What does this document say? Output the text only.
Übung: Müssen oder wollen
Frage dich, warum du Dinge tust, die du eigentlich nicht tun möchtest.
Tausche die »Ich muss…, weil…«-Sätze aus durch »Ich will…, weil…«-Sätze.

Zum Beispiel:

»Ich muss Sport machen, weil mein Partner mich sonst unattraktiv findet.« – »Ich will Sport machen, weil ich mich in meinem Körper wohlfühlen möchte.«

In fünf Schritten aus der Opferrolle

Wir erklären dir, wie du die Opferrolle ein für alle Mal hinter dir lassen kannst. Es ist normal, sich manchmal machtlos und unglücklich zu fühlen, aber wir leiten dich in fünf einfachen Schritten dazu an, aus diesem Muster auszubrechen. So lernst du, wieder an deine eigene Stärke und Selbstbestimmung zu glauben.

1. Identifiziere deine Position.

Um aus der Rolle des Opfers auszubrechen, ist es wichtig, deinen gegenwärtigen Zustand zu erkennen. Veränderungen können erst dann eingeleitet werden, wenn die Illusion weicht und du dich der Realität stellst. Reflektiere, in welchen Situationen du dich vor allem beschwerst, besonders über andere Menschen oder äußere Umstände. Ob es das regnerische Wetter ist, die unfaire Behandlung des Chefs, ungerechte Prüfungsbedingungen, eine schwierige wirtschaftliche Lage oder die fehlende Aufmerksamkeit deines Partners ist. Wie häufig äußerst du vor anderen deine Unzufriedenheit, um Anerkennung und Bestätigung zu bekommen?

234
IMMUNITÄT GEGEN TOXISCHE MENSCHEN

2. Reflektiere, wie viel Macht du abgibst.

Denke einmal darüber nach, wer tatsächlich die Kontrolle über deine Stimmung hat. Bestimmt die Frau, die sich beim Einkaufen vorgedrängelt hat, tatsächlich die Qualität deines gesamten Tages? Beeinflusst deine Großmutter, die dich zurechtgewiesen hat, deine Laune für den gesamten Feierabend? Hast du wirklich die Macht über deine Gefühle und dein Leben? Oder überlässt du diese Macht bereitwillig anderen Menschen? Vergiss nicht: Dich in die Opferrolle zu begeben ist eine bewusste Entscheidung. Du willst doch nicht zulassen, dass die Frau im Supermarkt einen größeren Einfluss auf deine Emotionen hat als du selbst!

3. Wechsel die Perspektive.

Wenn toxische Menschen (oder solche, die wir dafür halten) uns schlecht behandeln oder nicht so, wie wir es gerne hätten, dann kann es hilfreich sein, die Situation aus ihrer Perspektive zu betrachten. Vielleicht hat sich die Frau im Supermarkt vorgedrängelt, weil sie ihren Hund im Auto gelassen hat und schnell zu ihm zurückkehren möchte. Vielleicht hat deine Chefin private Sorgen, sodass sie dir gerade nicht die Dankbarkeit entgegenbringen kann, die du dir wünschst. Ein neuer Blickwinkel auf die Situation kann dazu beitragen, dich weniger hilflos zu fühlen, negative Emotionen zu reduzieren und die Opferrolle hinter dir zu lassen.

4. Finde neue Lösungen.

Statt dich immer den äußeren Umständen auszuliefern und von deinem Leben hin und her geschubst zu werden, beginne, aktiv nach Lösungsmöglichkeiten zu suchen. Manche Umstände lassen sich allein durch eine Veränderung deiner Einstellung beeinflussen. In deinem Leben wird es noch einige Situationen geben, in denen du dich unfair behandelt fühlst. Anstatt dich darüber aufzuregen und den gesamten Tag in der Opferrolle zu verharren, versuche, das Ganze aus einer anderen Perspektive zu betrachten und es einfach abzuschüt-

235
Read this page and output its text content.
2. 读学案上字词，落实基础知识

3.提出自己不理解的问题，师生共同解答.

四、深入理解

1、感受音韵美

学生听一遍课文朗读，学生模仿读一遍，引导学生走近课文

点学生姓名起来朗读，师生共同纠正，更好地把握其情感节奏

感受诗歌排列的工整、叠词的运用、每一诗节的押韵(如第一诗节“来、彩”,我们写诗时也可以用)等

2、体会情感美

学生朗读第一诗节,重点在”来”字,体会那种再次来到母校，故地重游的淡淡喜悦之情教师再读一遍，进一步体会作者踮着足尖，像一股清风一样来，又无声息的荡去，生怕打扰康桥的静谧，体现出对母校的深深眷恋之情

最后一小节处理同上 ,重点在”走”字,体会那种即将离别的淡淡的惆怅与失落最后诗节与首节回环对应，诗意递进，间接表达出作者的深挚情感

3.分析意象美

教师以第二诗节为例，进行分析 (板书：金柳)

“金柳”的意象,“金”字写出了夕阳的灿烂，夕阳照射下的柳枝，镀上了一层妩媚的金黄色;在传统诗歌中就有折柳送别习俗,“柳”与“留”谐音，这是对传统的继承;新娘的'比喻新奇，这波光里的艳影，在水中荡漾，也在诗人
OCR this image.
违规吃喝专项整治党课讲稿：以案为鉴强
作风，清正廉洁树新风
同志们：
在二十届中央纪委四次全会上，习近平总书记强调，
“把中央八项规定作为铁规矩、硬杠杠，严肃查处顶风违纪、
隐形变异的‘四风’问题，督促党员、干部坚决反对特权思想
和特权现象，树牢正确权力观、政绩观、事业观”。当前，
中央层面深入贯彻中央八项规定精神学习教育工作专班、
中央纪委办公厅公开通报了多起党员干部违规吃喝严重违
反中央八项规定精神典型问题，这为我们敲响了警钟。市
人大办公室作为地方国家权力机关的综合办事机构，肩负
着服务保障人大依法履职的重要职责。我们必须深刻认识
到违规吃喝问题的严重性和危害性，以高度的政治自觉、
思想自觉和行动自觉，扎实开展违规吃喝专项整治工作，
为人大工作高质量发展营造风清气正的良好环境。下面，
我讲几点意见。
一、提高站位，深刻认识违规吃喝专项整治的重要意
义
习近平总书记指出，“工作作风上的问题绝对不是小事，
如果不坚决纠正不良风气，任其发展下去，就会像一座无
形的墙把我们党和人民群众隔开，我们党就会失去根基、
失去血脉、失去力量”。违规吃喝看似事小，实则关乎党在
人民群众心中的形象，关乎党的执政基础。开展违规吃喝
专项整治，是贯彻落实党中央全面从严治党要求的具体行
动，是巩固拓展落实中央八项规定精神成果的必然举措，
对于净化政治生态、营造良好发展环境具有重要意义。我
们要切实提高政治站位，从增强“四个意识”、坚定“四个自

· · · ·

> _DESCRIPTION OF THE TASK_
Examine the records and report how many lines contain the string "text". Only the number should be given.

> _COMPLETE OUTPUT_
2